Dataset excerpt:

● ● ● ●

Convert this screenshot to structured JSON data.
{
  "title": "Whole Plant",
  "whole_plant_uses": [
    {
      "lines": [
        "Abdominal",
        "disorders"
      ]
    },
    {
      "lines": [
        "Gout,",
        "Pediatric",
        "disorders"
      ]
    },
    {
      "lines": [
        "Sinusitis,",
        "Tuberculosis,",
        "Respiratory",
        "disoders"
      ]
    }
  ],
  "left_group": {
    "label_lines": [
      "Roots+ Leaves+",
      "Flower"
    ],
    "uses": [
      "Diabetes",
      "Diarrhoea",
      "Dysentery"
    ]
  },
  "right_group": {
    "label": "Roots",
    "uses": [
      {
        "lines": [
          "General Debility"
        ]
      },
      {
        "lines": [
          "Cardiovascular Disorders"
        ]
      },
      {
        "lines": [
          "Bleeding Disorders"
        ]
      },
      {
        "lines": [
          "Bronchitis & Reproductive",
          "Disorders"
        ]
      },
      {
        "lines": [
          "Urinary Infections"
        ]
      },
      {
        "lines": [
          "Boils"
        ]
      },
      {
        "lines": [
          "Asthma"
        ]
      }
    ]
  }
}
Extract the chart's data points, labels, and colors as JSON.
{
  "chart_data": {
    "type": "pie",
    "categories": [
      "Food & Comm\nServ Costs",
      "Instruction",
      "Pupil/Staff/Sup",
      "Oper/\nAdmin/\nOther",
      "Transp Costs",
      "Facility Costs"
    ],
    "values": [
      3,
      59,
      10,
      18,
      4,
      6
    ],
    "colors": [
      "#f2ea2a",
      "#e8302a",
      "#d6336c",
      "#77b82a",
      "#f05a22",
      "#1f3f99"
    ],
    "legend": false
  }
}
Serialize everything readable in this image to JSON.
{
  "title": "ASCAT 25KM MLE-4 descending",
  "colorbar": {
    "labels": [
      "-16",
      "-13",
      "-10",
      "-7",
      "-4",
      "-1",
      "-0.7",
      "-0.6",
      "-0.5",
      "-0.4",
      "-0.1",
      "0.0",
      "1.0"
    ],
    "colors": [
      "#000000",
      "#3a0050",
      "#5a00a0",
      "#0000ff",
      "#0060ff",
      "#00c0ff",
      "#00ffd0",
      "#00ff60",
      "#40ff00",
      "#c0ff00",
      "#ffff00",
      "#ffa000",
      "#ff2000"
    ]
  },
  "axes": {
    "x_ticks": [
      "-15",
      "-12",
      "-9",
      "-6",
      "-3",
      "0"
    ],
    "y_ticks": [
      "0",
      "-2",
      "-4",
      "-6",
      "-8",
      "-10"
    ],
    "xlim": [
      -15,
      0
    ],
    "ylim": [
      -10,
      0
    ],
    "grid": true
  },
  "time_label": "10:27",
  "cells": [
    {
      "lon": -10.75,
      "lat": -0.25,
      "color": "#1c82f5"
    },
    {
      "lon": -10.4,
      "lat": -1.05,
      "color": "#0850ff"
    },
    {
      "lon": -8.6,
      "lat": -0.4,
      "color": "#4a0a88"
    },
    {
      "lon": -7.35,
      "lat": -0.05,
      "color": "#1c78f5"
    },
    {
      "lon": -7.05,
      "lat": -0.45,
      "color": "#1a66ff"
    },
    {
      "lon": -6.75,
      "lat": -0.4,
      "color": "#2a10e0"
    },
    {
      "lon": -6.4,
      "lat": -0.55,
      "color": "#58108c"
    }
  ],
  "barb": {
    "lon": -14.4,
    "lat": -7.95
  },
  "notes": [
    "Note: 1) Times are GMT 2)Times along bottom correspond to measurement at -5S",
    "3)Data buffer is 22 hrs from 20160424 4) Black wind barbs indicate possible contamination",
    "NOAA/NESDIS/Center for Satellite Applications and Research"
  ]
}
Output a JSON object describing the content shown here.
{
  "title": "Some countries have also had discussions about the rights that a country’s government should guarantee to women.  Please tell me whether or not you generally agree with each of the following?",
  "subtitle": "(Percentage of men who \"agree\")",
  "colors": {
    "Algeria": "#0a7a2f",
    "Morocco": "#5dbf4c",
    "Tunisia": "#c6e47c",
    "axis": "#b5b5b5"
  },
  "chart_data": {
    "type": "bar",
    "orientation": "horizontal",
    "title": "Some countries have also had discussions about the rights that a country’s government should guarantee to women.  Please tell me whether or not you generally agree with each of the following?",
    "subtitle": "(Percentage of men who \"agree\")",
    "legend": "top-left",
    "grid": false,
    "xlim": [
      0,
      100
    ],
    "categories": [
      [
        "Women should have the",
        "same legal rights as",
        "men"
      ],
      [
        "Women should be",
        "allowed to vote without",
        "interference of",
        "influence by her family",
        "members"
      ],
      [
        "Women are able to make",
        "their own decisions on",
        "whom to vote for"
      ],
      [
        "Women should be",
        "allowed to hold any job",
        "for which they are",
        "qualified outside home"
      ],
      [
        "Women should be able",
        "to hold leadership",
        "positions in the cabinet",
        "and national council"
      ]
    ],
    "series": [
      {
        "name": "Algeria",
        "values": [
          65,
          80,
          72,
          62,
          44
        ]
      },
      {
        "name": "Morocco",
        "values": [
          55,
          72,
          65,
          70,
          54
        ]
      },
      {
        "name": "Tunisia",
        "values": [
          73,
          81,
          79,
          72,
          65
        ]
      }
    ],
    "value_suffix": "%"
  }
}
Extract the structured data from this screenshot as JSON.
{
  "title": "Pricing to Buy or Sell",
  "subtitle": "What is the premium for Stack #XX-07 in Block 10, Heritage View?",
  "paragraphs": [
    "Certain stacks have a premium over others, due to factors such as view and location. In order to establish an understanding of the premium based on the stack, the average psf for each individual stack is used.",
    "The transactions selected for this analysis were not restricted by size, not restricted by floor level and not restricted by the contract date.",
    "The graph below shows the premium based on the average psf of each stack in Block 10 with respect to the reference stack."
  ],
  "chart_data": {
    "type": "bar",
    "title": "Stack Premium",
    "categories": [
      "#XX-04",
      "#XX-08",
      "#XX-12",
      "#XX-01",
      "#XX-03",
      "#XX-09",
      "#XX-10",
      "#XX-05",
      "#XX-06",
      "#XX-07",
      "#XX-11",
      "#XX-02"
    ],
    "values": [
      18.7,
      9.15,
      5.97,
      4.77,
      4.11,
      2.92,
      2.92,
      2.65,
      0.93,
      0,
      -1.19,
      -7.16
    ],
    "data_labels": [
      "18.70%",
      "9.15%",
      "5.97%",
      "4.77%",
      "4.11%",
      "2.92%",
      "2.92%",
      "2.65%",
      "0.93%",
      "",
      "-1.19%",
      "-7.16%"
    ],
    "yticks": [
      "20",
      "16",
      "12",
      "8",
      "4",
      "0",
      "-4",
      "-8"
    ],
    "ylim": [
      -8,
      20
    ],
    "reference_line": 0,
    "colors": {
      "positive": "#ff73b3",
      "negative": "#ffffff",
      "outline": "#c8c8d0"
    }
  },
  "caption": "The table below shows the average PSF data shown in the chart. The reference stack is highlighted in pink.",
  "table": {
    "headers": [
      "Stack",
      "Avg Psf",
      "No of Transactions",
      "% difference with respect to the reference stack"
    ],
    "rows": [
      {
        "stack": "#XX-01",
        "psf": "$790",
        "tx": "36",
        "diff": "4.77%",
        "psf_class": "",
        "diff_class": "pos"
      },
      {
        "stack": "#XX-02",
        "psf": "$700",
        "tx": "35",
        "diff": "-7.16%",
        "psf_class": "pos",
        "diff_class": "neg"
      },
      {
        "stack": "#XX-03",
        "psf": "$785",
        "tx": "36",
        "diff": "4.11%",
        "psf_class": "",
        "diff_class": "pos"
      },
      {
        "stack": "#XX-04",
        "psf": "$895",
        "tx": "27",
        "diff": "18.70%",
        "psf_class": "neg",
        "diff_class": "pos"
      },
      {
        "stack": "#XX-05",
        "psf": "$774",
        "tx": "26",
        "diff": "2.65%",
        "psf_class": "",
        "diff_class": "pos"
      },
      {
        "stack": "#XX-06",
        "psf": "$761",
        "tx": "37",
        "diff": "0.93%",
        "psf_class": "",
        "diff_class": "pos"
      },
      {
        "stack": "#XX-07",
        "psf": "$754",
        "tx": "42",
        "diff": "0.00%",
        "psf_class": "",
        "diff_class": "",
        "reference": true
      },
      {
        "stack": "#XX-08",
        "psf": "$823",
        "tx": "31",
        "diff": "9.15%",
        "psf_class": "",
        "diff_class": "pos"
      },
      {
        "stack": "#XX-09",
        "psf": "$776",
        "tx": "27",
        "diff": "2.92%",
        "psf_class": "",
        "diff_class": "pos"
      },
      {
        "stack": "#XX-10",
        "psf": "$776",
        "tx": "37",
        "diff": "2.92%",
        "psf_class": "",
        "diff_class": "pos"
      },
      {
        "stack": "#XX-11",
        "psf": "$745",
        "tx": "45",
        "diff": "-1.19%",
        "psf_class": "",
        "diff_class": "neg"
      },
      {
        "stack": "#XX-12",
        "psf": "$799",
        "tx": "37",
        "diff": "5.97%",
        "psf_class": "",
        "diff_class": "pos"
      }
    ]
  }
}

● ● ● ●

■ **Exercise details**:
Extract lines where the string "that" occurs.

■ **Written solution**:
  "title": "Some countries have also had discussions about the rights that a country’s government should guarantee to women.  Please tell me whether or not you generally agree with each of the following?",
    "title": "Some countries have also had discussions about the rights that a country’s government should guarantee to women.  Please tell me whether or not you generally agree with each of the following?",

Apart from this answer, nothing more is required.